Look for the string "tempo" in the lines and copy each line that has it.

----

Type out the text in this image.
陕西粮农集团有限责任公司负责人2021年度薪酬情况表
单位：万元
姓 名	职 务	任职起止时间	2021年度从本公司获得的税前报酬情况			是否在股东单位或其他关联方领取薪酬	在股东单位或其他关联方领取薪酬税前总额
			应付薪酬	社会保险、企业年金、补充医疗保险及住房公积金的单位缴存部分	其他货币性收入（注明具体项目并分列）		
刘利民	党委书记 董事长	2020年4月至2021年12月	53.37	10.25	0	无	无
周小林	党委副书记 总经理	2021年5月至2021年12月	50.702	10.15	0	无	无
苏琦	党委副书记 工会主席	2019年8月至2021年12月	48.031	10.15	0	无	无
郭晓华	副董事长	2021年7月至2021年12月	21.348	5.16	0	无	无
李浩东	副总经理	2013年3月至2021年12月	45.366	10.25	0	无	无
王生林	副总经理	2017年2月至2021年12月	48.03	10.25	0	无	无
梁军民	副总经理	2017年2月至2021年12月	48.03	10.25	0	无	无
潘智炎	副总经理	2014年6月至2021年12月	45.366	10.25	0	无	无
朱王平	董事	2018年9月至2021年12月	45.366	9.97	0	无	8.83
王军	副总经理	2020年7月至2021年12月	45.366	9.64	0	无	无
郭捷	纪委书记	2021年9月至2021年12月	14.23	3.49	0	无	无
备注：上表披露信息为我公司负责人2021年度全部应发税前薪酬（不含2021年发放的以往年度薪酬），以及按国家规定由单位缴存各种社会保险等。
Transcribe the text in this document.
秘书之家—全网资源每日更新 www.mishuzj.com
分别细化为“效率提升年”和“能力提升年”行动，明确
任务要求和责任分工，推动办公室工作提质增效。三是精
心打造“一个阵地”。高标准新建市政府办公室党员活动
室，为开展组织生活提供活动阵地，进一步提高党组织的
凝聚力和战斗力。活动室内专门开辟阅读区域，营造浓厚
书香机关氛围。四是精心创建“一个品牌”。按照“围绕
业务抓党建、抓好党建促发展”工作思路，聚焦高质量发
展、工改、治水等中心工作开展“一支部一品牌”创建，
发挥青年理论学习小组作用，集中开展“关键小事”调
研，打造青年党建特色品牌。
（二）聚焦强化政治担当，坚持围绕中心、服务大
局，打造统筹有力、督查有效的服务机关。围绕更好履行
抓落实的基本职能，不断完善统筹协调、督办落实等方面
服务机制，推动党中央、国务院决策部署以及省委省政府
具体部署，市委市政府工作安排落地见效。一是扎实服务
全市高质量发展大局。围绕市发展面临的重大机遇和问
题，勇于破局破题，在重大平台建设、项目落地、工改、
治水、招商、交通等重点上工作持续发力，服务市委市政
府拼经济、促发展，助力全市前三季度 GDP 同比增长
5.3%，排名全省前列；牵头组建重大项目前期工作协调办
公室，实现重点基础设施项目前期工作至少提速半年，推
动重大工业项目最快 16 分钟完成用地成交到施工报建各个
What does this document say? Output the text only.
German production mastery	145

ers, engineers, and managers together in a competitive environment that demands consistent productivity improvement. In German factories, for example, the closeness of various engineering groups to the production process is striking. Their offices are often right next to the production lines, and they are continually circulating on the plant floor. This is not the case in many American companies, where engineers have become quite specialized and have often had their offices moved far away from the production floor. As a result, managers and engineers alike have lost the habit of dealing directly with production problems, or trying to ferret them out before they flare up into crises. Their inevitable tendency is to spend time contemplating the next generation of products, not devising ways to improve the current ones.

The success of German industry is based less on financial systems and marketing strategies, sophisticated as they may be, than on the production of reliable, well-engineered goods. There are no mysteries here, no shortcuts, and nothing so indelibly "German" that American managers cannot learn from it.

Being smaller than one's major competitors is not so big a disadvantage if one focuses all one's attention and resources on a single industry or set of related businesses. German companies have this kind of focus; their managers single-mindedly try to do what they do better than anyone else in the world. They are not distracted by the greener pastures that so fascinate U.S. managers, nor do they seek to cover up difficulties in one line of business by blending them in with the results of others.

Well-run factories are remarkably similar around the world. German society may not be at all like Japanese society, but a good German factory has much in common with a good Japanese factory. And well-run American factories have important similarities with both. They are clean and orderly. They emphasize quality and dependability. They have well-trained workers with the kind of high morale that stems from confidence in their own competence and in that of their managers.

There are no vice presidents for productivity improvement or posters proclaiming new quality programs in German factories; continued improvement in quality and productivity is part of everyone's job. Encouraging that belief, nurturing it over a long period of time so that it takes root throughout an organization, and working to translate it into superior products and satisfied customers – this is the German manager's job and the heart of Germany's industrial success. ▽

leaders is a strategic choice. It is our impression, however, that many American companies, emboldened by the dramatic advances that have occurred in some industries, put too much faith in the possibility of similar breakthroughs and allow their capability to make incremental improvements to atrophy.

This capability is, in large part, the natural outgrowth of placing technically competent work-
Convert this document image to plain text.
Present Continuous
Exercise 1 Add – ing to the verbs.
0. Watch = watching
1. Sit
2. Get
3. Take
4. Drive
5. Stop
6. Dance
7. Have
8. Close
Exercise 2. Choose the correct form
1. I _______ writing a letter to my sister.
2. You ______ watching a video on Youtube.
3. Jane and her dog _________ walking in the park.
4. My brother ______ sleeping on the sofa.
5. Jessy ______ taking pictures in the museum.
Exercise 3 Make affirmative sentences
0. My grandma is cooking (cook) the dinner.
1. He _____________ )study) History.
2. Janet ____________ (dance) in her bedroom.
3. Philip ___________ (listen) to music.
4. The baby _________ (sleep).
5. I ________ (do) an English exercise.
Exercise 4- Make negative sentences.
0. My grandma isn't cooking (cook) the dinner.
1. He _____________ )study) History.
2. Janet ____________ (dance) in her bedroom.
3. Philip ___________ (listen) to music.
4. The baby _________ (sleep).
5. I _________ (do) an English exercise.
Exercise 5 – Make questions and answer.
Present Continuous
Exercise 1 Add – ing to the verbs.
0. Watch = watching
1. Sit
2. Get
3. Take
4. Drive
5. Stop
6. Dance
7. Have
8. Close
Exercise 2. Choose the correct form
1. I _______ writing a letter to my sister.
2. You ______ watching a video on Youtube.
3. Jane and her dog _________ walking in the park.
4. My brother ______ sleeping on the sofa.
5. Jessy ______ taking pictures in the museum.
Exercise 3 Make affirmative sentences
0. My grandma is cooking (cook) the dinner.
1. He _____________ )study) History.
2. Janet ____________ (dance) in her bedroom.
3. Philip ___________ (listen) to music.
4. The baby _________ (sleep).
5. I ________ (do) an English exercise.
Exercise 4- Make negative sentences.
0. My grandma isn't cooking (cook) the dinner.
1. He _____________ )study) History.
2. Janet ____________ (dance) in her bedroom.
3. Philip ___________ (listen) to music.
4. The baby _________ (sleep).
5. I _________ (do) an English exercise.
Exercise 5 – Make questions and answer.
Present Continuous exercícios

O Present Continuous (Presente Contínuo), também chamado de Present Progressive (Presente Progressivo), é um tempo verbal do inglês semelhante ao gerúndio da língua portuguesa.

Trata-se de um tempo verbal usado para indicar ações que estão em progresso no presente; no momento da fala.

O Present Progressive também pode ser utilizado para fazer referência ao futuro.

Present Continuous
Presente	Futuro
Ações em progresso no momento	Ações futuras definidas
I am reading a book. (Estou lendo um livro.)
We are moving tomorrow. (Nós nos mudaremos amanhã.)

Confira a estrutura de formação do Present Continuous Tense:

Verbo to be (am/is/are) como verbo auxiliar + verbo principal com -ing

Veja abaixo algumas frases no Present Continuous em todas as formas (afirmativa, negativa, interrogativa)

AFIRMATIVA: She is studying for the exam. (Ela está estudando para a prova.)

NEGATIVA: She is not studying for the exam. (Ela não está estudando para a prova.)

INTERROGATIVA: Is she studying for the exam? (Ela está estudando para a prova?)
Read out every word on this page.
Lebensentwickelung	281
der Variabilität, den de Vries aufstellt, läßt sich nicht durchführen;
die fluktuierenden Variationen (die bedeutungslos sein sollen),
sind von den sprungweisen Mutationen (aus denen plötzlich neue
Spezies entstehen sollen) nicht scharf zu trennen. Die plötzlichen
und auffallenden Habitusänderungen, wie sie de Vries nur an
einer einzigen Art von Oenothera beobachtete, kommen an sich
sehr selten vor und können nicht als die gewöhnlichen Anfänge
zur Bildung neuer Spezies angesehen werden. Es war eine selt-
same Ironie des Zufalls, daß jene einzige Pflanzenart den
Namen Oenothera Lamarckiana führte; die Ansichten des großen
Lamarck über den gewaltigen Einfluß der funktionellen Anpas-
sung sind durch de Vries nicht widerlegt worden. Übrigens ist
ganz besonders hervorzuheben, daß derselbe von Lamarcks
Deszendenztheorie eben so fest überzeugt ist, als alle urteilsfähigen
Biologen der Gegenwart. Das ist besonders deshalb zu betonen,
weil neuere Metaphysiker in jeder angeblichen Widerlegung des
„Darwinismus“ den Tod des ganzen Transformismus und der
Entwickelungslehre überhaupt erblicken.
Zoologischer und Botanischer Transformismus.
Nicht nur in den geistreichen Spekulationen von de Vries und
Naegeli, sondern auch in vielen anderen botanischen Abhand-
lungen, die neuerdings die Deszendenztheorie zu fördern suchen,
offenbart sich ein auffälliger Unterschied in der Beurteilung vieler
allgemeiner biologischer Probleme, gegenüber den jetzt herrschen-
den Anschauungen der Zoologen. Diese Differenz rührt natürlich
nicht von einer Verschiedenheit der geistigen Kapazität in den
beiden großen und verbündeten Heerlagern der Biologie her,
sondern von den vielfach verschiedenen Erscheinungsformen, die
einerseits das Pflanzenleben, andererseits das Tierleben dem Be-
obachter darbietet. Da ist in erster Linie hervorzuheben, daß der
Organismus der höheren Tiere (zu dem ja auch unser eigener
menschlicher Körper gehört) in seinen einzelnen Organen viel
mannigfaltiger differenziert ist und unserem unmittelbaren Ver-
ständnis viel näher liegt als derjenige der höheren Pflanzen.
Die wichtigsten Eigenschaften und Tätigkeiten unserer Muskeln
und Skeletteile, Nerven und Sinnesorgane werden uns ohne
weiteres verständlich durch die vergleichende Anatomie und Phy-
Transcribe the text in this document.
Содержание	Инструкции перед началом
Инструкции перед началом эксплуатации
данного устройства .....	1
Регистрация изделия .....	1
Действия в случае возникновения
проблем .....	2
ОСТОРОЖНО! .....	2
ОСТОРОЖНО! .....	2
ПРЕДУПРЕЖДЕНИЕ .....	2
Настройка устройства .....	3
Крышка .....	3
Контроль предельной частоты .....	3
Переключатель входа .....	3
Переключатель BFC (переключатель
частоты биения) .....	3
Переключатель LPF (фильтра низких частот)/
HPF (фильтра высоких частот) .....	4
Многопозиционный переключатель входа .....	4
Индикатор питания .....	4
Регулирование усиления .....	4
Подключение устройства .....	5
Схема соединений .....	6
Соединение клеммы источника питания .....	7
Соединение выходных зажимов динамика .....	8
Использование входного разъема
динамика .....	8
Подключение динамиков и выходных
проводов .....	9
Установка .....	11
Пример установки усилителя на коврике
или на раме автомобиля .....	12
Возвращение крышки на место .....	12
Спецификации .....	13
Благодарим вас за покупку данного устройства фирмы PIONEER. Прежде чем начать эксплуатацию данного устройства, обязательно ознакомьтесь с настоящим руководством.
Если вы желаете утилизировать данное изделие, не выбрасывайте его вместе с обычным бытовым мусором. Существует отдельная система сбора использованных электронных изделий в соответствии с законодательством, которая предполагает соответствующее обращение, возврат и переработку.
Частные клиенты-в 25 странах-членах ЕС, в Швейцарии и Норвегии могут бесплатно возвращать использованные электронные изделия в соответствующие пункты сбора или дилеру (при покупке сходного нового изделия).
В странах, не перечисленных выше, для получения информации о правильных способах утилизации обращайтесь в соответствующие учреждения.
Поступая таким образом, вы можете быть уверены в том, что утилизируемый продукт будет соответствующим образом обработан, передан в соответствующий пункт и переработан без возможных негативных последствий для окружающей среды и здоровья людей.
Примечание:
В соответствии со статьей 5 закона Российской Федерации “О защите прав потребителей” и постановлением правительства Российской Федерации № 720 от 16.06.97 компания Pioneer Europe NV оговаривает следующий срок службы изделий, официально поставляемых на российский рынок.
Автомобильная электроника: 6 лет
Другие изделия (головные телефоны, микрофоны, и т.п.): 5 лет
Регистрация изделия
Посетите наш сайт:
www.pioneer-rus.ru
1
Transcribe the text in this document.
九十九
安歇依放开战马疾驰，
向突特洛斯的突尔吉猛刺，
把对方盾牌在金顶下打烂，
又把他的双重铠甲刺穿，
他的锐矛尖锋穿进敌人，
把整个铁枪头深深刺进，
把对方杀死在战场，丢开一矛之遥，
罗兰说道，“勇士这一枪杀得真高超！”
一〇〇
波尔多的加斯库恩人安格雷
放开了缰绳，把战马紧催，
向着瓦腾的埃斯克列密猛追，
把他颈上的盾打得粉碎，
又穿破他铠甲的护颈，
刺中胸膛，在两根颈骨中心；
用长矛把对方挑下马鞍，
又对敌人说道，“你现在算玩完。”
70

----

## Task response
O Present Continuous (Presente Contínuo), também chamado de Present Progressive (Presente Progressivo), é um tempo verbal do inglês semelhante ao gerúndio da língua portuguesa.
Trata-se de um tempo verbal usado para indicar ações que estão em progresso no presente; no momento da fala.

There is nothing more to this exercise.